Materials provided:
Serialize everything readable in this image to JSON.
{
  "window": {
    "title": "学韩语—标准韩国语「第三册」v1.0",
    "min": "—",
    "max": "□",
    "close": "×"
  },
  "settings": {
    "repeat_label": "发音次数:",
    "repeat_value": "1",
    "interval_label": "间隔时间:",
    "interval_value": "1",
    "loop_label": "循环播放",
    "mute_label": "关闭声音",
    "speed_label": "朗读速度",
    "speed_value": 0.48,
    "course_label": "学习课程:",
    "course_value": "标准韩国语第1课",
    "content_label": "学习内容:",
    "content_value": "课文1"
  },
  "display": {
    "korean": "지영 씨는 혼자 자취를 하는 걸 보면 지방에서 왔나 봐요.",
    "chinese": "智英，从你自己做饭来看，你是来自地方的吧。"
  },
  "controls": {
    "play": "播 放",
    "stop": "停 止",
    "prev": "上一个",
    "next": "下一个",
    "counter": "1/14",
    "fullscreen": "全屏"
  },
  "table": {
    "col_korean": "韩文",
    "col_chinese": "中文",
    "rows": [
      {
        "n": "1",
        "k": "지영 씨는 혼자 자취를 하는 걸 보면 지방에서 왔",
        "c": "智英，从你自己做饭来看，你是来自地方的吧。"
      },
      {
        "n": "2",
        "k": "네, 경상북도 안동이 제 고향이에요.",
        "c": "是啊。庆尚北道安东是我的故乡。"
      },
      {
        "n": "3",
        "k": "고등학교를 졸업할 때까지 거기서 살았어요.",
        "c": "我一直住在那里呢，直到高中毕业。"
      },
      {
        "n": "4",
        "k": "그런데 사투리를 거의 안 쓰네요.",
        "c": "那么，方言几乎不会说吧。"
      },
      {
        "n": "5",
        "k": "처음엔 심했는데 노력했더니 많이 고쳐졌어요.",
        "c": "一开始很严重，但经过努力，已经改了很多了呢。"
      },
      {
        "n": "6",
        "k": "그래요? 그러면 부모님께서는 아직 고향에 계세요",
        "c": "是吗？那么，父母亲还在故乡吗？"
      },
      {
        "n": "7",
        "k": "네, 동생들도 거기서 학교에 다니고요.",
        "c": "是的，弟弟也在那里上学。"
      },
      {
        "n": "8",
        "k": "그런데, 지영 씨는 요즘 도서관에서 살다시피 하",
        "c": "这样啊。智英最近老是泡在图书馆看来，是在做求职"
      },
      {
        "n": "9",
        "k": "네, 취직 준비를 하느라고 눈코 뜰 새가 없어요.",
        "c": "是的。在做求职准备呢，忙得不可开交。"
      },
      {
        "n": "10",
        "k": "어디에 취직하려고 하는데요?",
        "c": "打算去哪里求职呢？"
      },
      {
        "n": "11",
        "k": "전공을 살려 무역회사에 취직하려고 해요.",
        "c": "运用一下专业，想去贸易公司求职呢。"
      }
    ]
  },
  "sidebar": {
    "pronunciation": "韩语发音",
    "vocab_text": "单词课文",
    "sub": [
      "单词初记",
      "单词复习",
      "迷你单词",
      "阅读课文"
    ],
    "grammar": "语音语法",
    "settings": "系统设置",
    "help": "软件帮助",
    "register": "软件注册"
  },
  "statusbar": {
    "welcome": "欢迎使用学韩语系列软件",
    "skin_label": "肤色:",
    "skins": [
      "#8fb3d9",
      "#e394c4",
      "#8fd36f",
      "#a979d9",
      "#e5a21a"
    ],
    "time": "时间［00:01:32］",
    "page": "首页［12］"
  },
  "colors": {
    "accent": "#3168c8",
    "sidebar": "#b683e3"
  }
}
==
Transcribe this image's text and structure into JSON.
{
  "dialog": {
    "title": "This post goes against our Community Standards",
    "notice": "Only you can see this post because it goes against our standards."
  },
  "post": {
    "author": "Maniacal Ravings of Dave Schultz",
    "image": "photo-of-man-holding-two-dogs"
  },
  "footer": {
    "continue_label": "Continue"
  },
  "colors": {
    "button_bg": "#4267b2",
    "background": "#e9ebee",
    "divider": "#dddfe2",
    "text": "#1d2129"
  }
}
---
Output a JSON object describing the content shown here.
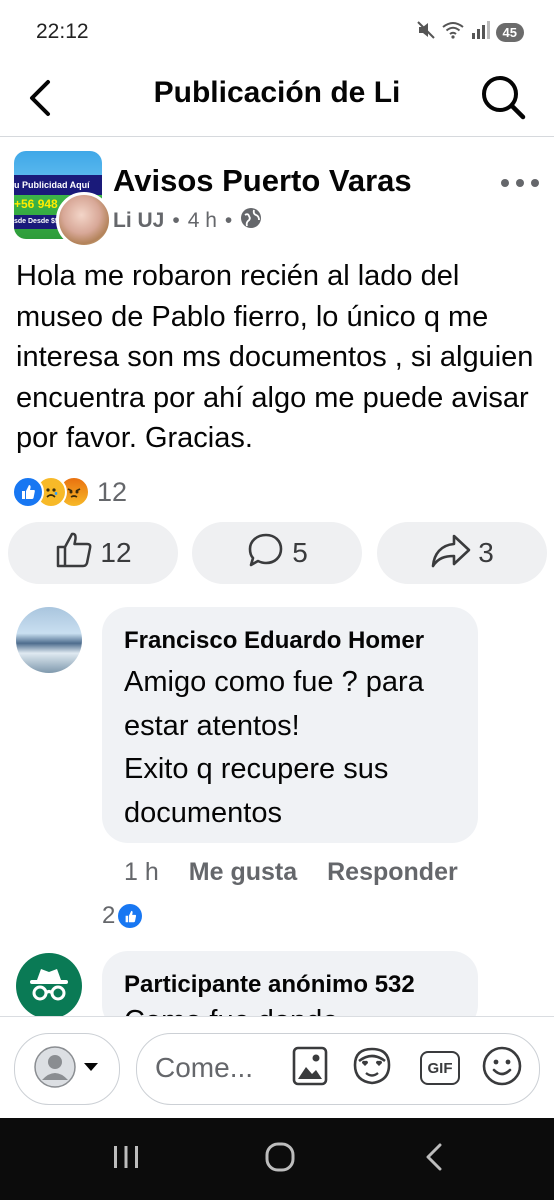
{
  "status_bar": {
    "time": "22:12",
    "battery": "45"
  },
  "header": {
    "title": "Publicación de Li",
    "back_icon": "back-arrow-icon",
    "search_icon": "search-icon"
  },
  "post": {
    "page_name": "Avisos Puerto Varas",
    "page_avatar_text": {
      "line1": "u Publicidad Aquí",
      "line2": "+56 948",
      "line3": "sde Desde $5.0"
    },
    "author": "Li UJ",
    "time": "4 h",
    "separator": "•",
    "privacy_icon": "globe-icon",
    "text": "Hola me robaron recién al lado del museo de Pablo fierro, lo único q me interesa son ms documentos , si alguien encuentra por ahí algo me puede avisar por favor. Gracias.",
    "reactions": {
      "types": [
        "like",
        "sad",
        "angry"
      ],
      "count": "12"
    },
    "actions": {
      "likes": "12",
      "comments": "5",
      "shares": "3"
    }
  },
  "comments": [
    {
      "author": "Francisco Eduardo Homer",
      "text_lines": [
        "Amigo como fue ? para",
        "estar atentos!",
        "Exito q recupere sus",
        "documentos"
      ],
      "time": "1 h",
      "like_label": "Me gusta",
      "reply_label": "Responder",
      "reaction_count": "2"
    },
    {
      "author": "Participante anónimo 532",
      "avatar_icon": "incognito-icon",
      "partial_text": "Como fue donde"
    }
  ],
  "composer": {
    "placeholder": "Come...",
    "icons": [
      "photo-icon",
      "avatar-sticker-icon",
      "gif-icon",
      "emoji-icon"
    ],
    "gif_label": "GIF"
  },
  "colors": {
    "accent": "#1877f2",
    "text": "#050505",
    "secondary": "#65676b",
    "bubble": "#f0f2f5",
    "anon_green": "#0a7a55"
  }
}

What you should do: Reply with one number only: how many lines of the listing hold "author"?

Written reply: 4